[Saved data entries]
•••••
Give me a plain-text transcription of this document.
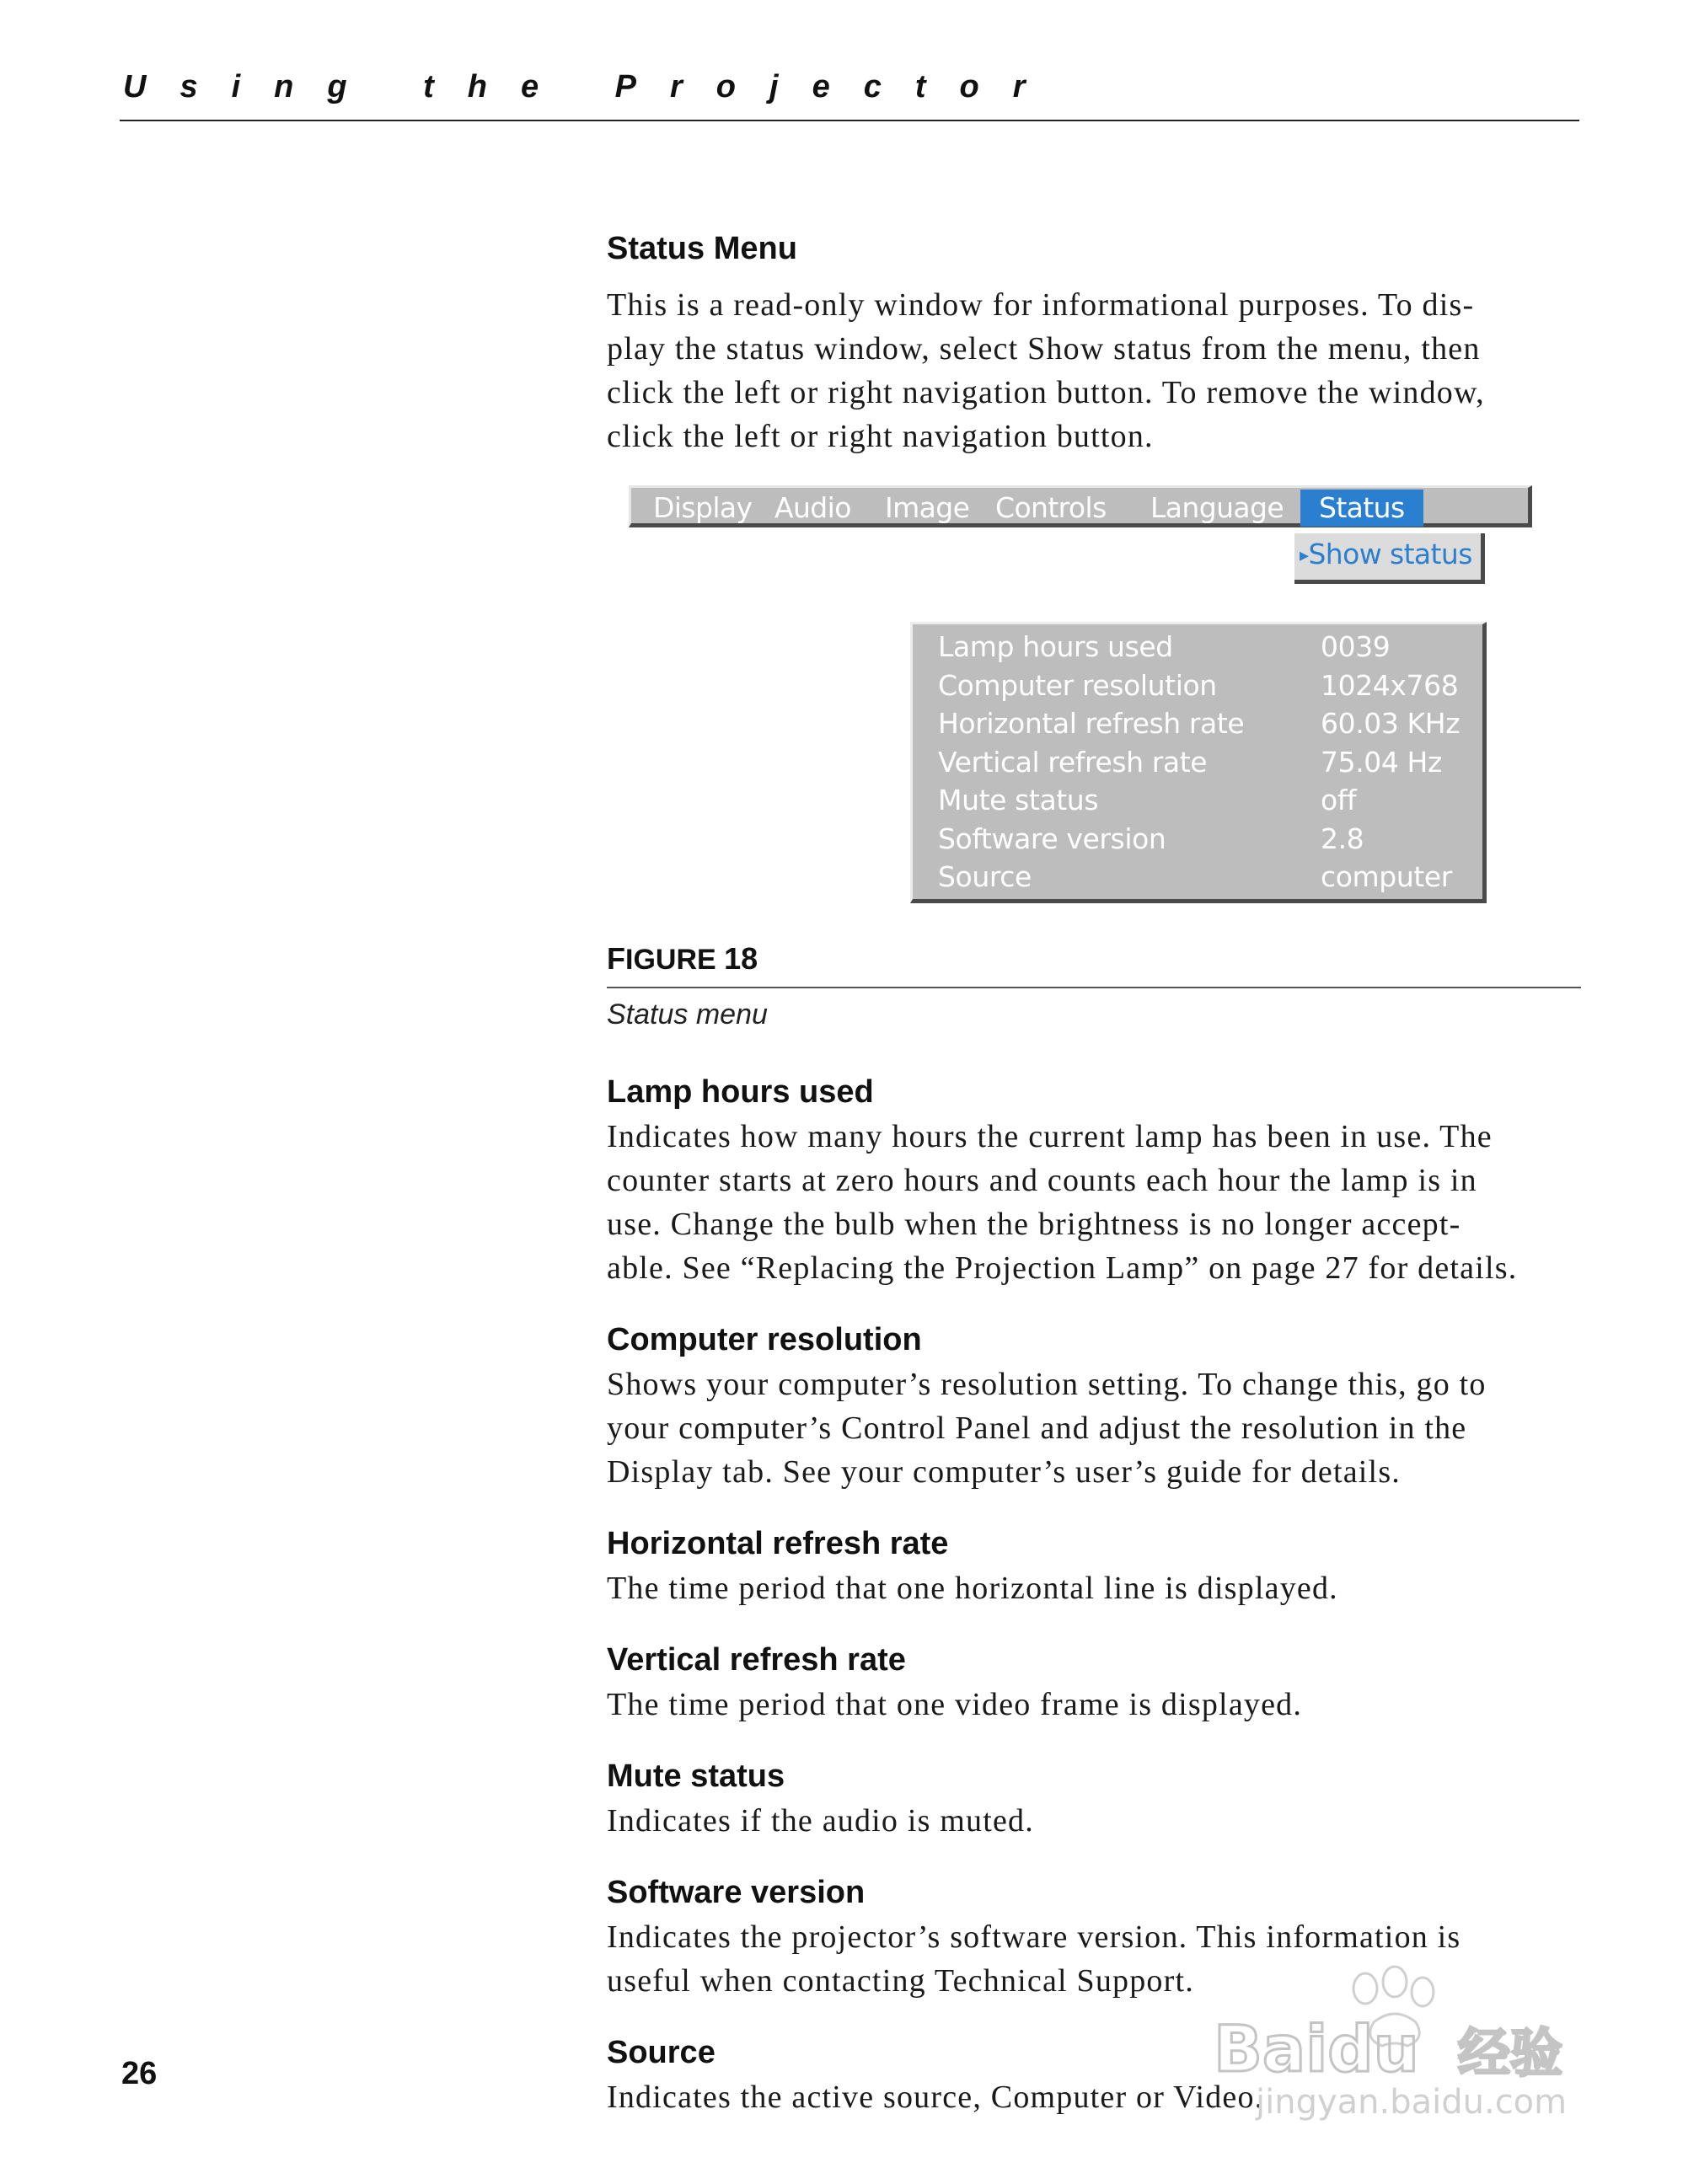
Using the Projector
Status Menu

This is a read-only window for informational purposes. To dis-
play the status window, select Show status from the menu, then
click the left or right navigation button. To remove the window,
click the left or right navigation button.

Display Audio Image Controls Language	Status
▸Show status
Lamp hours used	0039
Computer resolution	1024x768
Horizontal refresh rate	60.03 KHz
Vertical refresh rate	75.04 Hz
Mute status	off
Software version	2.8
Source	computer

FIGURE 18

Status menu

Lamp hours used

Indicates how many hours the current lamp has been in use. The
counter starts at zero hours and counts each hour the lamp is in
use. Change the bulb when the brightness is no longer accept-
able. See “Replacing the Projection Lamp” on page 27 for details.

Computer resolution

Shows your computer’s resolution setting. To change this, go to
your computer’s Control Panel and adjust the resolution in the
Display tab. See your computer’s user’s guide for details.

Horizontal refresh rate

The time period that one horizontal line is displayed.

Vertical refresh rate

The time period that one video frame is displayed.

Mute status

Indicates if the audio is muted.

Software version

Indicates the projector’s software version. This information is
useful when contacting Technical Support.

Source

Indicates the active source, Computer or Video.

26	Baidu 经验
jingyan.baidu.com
•••••
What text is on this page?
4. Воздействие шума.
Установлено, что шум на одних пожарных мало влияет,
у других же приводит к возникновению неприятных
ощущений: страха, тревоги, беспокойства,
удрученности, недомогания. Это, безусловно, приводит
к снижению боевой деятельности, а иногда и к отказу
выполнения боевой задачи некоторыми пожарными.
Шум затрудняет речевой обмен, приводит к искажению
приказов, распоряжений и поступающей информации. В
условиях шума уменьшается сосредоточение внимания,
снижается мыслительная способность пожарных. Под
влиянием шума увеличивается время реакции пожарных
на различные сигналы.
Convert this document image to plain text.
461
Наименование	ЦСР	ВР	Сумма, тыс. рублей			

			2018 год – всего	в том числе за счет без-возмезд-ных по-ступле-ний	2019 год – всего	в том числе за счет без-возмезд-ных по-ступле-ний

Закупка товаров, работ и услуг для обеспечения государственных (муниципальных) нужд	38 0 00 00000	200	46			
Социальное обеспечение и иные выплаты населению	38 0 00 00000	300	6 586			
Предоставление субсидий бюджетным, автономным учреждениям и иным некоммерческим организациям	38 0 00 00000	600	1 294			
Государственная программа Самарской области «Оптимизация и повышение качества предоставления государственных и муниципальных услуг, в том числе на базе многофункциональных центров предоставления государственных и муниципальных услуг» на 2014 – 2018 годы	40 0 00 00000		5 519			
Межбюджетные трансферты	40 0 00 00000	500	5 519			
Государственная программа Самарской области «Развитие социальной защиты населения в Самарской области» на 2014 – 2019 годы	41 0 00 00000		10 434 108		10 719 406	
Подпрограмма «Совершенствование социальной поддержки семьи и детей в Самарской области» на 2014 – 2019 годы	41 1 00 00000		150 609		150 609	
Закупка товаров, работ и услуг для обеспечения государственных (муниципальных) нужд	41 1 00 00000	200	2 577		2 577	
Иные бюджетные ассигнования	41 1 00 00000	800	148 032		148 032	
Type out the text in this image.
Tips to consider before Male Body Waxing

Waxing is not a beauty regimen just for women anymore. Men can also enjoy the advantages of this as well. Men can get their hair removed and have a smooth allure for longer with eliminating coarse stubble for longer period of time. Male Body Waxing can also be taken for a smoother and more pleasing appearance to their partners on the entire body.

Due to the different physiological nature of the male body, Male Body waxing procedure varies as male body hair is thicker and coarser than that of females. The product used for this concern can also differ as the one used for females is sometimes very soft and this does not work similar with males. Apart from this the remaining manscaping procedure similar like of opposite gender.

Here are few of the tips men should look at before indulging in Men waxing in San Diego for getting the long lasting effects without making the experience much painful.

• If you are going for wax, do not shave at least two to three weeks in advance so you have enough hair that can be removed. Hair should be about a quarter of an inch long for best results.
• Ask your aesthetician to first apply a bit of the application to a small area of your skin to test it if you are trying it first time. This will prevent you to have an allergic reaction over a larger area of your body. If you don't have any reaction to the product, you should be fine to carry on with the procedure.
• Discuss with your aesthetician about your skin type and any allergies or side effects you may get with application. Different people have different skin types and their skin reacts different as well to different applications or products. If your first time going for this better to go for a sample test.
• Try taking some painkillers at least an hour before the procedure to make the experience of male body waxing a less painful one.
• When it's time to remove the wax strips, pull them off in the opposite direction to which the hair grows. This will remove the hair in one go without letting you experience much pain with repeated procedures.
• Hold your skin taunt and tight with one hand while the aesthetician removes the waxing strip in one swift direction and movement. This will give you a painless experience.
•••••
• [Exercise] Pull every line containing the word "version" out of the entries above.

• [In response]
Software version	2.8
Software version
Indicates the projector’s software version. This information is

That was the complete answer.